Challenge |
Copy out the entries exactly, from the first line to the last.

Data supplied |
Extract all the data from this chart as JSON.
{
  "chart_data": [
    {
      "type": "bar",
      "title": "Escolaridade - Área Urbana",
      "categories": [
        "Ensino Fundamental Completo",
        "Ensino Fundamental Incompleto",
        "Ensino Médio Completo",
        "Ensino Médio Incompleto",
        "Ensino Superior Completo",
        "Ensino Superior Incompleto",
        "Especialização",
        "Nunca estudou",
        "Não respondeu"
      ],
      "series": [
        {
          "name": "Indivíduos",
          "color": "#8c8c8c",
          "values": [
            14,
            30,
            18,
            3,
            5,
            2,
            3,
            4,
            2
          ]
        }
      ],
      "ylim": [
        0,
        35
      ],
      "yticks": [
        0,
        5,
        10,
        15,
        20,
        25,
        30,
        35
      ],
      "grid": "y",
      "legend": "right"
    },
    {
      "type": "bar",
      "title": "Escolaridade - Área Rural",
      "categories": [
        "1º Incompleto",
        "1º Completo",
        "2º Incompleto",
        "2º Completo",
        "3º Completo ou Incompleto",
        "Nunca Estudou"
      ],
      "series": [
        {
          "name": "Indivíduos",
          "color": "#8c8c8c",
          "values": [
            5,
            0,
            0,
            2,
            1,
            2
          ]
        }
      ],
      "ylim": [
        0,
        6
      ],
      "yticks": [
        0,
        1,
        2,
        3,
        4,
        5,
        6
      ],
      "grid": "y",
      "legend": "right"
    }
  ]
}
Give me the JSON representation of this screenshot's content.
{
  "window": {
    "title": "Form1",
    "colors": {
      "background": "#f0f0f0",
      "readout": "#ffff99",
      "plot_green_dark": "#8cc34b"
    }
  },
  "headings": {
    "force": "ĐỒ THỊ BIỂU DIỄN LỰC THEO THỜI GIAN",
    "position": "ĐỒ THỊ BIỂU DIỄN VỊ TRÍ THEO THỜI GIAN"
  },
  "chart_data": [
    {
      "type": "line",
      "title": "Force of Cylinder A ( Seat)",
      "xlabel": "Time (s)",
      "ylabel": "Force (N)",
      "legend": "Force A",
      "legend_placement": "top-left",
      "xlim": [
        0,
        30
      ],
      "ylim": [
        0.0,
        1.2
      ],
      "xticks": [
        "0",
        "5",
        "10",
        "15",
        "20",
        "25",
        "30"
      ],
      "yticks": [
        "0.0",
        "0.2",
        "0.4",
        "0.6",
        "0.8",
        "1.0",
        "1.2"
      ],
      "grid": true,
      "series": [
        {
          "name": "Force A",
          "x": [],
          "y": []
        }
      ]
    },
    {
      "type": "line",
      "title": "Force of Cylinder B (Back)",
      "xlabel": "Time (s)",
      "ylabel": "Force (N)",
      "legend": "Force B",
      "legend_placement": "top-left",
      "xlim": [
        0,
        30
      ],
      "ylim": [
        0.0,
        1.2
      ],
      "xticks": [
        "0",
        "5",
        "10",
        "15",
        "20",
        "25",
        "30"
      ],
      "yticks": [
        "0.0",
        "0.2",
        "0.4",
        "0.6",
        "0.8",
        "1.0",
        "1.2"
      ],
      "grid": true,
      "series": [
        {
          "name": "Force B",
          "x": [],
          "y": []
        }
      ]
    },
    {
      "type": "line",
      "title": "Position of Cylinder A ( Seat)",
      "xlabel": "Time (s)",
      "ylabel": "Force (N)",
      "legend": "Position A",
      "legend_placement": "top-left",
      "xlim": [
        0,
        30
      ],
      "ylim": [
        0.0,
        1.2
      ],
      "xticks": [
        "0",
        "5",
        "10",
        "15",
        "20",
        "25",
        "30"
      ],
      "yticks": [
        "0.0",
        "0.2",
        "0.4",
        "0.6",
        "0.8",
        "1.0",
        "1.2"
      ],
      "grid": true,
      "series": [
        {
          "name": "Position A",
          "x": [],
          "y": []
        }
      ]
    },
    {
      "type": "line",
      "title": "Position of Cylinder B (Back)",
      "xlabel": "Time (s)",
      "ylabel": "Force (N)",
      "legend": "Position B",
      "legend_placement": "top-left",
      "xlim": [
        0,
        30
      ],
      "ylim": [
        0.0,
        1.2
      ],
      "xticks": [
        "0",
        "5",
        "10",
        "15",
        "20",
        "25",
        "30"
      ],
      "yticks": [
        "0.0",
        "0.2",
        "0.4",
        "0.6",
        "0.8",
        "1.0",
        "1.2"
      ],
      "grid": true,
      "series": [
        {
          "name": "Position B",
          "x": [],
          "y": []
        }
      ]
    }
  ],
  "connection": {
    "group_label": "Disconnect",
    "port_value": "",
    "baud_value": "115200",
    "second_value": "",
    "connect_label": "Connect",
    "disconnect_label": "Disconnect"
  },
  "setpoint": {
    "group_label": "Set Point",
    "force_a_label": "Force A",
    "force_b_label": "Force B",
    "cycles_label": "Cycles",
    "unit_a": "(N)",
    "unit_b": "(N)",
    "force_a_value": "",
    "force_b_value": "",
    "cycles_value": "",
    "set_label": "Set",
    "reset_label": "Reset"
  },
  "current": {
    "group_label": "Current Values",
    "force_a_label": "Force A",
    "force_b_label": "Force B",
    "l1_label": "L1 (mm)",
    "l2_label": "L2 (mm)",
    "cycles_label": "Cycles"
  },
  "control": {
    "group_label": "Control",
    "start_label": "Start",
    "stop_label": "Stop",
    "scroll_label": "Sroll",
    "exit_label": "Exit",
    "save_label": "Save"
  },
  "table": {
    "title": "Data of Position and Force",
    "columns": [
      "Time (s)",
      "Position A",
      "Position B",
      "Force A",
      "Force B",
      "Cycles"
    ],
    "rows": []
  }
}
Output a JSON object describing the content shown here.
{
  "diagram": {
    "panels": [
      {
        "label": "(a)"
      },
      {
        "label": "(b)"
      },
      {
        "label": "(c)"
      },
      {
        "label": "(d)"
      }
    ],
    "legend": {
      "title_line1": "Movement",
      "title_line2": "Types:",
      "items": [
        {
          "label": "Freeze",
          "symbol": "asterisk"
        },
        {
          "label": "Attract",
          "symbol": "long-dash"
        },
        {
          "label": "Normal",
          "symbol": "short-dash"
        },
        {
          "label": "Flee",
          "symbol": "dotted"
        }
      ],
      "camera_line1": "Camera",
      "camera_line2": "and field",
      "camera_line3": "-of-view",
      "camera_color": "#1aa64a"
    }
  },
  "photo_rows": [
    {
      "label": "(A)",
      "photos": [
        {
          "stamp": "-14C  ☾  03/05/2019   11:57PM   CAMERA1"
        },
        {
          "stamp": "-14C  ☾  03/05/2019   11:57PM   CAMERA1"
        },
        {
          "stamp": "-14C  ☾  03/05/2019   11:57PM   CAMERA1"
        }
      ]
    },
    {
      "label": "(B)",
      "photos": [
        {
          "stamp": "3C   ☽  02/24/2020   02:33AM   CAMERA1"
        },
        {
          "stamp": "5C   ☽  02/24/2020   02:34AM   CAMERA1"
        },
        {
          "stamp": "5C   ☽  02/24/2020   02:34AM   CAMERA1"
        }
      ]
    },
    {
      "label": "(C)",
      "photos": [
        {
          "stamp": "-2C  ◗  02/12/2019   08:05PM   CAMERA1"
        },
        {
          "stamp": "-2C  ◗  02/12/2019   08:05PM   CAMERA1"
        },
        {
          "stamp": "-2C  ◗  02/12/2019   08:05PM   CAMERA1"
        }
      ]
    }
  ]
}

Written response |
Extract all the data from this chart as JSON.
{
  "chart_data": [
    {
      "type": "bar",
      "title": "Escolaridade - Área Urbana",
      "categories": [
        "Ensino Fundamental Completo",
        "Ensino Fundamental Incompleto",
        "Ensino Médio Completo",
        "Ensino Médio Incompleto",
        "Ensino Superior Completo",
        "Ensino Superior Incompleto",
        "Especialização",
        "Nunca estudou",
        "Não respondeu"
      ],
      "series": [
        {
          "name": "Indivíduos",
          "color": "#8c8c8c",
          "values": [
            14,
            30,
            18,
            3,
            5,
            2,
            3,
            4,
            2
          ]
        }
      ],
      "ylim": [
        0,
        35
      ],
      "yticks": [
        0,
        5,
        10,
        15,
        20,
        25,
        30,
        35
      ],
      "grid": "y",
      "legend": "right"
    },
    {
      "type": "bar",
      "title": "Escolaridade - Área Rural",
      "categories": [
        "1º Incompleto",
        "1º Completo",
        "2º Incompleto",
        "2º Completo",
        "3º Completo ou Incompleto",
        "Nunca Estudou"
      ],
      "series": [
        {
          "name": "Indivíduos",
          "color": "#8c8c8c",
          "values": [
            5,
            0,
            0,
            2,
            1,
            2
          ]
        }
      ],
      "ylim": [
        0,
        6
      ],
      "yticks": [
        0,
        1,
        2,
        3,
        4,
        5,
        6
      ],
      "grid": "y",
      "legend": "right"
    }
  ]
}
Give me the JSON representation of this screenshot's content.
{
  "window": {
    "title": "Form1",
    "colors": {
      "background": "#f0f0f0",
      "readout": "#ffff99",
      "plot_green_dark": "#8cc34b"
    }
  },
  "headings": {
    "force": "ĐỒ THỊ BIỂU DIỄN LỰC THEO THỜI GIAN",
    "position": "ĐỒ THỊ BIỂU DIỄN VỊ TRÍ THEO THỜI GIAN"
  },
  "chart_data": [
    {
      "type": "line",
      "title": "Force of Cylinder A ( Seat)",
      "xlabel": "Time (s)",
      "ylabel": "Force (N)",
      "legend": "Force A",
      "legend_placement": "top-left",
      "xlim": [
        0,
        30
      ],
      "ylim": [
        0.0,
        1.2
      ],
      "xticks": [
        "0",
        "5",
        "10",
        "15",
        "20",
        "25",
        "30"
      ],
      "yticks": [
        "0.0",
        "0.2",
        "0.4",
        "0.6",
        "0.8",
        "1.0",
        "1.2"
      ],
      "grid": true,
      "series": [
        {
          "name": "Force A",
          "x": [],
          "y": []
        }
      ]
    },
    {
      "type": "line",
      "title": "Force of Cylinder B (Back)",
      "xlabel": "Time (s)",
      "ylabel": "Force (N)",
      "legend": "Force B",
      "legend_placement": "top-left",
      "xlim": [
        0,
        30
      ],
      "ylim": [
        0.0,
        1.2
      ],
      "xticks": [
        "0",
        "5",
        "10",
        "15",
        "20",
        "25",
        "30"
      ],
      "yticks": [
        "0.0",
        "0.2",
        "0.4",
        "0.6",
        "0.8",
        "1.0",
        "1.2"
      ],
      "grid": true,
      "series": [
        {
          "name": "Force B",
          "x": [],
          "y": []
        }
      ]
    },
    {
      "type": "line",
      "title": "Position of Cylinder A ( Seat)",
      "xlabel": "Time (s)",
      "ylabel": "Force (N)",
      "legend": "Position A",
      "legend_placement": "top-left",
      "xlim": [
        0,
        30
      ],
      "ylim": [
        0.0,
        1.2
      ],
      "xticks": [
        "0",
        "5",
        "10",
        "15",
        "20",
        "25",
        "30"
      ],
      "yticks": [
        "0.0",
        "0.2",
        "0.4",
        "0.6",
        "0.8",
        "1.0",
        "1.2"
      ],
      "grid": true,
      "series": [
        {
          "name": "Position A",
          "x": [],
          "y": []
        }
      ]
    },
    {
      "type": "line",
      "title": "Position of Cylinder B (Back)",
      "xlabel": "Time (s)",
      "ylabel": "Force (N)",
      "legend": "Position B",
      "legend_placement": "top-left",
      "xlim": [
        0,
        30
      ],
      "ylim": [
        0.0,
        1.2
      ],
      "xticks": [
        "0",
        "5",
        "10",
        "15",
        "20",
        "25",
        "30"
      ],
      "yticks": [
        "0.0",
        "0.2",
        "0.4",
        "0.6",
        "0.8",
        "1.0",
        "1.2"
      ],
      "grid": true,
      "series": [
        {
          "name": "Position B",
          "x": [],
          "y": []
        }
      ]
    }
  ],
  "connection": {
    "group_label": "Disconnect",
    "port_value": "",
    "baud_value": "115200",
    "second_value": "",
    "connect_label": "Connect",
    "disconnect_label": "Disconnect"
  },
  "setpoint": {
    "group_label": "Set Point",
    "force_a_label": "Force A",
    "force_b_label": "Force B",
    "cycles_label": "Cycles",
    "unit_a": "(N)",
    "unit_b": "(N)",
    "force_a_value": "",
    "force_b_value": "",
    "cycles_value": "",
    "set_label": "Set",
    "reset_label": "Reset"
  },
  "current": {
    "group_label": "Current Values",
    "force_a_label": "Force A",
    "force_b_label": "Force B",
    "l1_label": "L1 (mm)",
    "l2_label": "L2 (mm)",
    "cycles_label": "Cycles"
  },
  "control": {
    "group_label": "Control",
    "start_label": "Start",
    "stop_label": "Stop",
    "scroll_label": "Sroll",
    "exit_label": "Exit",
    "save_label": "Save"
  },
  "table": {
    "title": "Data of Position and Force",
    "columns": [
      "Time (s)",
      "Position A",
      "Position B",
      "Force A",
      "Force B",
      "Cycles"
    ],
    "rows": []
  }
}
Output a JSON object describing the content shown here.
{
  "diagram": {
    "panels": [
      {
        "label": "(a)"
      },
      {
        "label": "(b)"
      },
      {
        "label": "(c)"
      },
      {
        "label": "(d)"
      }
    ],
    "legend": {
      "title_line1": "Movement",
      "title_line2": "Types:",
      "items": [
        {
          "label": "Freeze",
          "symbol": "asterisk"
        },
        {
          "label": "Attract",
          "symbol": "long-dash"
        },
        {
          "label": "Normal",
          "symbol": "short-dash"
        },
        {
          "label": "Flee",
          "symbol": "dotted"
        }
      ],
      "camera_line1": "Camera",
      "camera_line2": "and field",
      "camera_line3": "-of-view",
      "camera_color": "#1aa64a"
    }
  },
  "photo_rows": [
    {
      "label": "(A)",
      "photos": [
        {
          "stamp": "-14C  ☾  03/05/2019   11:57PM   CAMERA1"
        },
        {
          "stamp": "-14C  ☾  03/05/2019   11:57PM   CAMERA1"
        },
        {
          "stamp": "-14C  ☾  03/05/2019   11:57PM   CAMERA1"
        }
      ]
    },
    {
      "label": "(B)",
      "photos": [
        {
          "stamp": "3C   ☽  02/24/2020   02:33AM   CAMERA1"
        },
        {
          "stamp": "5C   ☽  02/24/2020   02:34AM   CAMERA1"
        },
        {
          "stamp": "5C   ☽  02/24/2020   02:34AM   CAMERA1"
        }
      ]
    },
    {
      "label": "(C)",
      "photos": [
        {
          "stamp": "-2C  ◗  02/12/2019   08:05PM   CAMERA1"
        },
        {
          "stamp": "-2C  ◗  02/12/2019   08:05PM   CAMERA1"
        },
        {
          "stamp": "-2C  ◗  02/12/2019   08:05PM   CAMERA1"
        }
      ]
    }
  ]
}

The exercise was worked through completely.